* Records supplied *
>>>

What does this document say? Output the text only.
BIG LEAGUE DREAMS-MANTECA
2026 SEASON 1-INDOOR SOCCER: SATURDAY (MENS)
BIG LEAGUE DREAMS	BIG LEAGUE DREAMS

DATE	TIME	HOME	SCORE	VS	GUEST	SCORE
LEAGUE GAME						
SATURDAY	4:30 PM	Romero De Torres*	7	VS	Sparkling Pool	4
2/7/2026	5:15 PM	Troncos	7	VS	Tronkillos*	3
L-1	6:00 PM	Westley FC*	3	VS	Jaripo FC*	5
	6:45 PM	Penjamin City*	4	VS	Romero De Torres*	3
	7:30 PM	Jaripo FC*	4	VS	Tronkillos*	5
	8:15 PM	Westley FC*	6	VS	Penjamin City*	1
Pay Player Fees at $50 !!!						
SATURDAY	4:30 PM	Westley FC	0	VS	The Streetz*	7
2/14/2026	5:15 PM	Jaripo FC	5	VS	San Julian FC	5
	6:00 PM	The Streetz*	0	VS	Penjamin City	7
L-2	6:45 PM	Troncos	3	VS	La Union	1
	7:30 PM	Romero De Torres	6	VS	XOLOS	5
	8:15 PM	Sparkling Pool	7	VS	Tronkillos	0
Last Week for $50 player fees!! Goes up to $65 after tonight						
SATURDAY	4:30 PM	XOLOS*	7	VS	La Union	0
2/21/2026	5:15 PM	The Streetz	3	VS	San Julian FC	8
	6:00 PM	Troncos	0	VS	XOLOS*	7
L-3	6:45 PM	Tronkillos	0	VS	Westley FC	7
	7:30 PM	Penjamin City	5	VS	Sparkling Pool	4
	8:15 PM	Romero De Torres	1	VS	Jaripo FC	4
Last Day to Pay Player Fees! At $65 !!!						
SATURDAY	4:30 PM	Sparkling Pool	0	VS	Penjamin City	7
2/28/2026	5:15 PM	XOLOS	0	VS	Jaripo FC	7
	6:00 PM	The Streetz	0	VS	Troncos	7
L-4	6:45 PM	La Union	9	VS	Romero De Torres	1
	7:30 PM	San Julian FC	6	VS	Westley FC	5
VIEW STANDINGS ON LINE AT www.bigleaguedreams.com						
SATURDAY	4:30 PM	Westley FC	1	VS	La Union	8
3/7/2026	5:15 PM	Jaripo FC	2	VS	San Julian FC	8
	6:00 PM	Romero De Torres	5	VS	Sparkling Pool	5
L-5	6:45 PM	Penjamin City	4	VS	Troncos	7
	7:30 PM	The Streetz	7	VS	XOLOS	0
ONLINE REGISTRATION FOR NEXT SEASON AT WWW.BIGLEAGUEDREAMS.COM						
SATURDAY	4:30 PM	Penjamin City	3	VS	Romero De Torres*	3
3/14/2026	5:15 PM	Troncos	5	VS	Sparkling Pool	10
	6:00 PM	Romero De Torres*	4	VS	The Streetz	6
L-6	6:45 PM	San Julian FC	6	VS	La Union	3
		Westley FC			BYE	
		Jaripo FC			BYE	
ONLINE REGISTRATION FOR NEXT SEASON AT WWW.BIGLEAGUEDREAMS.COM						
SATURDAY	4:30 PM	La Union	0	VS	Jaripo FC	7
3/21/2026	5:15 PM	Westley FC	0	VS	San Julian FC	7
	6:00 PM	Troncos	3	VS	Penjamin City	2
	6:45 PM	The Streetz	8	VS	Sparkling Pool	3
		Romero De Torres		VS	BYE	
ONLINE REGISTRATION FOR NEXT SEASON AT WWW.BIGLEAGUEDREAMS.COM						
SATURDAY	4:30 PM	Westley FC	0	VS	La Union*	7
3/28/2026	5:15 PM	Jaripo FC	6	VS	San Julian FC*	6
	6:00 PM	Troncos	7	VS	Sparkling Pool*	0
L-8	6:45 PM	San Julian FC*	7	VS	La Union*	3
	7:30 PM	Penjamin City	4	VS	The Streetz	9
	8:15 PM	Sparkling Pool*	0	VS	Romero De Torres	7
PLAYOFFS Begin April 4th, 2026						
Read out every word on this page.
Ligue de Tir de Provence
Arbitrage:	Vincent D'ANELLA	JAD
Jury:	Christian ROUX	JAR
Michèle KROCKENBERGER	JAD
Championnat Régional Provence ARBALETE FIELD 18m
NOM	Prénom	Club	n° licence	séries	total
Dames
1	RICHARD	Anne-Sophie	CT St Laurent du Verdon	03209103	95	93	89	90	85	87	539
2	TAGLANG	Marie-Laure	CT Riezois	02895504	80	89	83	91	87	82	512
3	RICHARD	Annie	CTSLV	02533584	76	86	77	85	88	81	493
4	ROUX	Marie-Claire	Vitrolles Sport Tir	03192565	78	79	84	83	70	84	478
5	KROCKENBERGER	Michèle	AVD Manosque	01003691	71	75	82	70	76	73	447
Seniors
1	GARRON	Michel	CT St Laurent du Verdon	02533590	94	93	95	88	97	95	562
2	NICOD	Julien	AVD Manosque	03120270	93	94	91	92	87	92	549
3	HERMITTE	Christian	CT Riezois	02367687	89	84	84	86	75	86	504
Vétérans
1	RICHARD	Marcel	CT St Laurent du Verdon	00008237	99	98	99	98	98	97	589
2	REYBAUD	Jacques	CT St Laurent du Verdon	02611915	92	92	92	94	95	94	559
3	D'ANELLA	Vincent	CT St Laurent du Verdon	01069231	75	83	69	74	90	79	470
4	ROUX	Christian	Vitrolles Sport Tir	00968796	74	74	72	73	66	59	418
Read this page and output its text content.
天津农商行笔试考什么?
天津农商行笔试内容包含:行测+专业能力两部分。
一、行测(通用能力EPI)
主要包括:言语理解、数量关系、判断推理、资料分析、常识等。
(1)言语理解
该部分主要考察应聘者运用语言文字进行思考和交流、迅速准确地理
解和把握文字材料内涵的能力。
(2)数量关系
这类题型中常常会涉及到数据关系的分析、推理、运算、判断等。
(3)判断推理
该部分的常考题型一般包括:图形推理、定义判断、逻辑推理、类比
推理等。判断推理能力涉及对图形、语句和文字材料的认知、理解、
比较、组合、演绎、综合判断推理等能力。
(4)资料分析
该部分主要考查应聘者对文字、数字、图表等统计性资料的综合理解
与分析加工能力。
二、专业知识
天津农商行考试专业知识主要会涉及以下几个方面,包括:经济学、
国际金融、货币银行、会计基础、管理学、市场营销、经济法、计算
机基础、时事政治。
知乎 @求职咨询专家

<<<

* Set problem *
Exactly and only the lines from the one containing "Read this page and output its text content." through the end of the material are to be reproduced, both ends included.

* Answer in full *
Read this page and output its text content.
天津农商行笔试考什么?
天津农商行笔试内容包含:行测+专业能力两部分。
一、行测(通用能力EPI)
主要包括:言语理解、数量关系、判断推理、资料分析、常识等。
(1)言语理解
该部分主要考察应聘者运用语言文字进行思考和交流、迅速准确地理
解和把握文字材料内涵的能力。
(2)数量关系
这类题型中常常会涉及到数据关系的分析、推理、运算、判断等。
(3)判断推理
该部分的常考题型一般包括:图形推理、定义判断、逻辑推理、类比
推理等。判断推理能力涉及对图形、语句和文字材料的认知、理解、
比较、组合、演绎、综合判断推理等能力。
(4)资料分析
该部分主要考查应聘者对文字、数字、图表等统计性资料的综合理解
与分析加工能力。
二、专业知识
天津农商行考试专业知识主要会涉及以下几个方面,包括:经济学、
国际金融、货币银行、会计基础、管理学、市场营销、经济法、计算
机基础、时事政治。
知乎 @求职咨询专家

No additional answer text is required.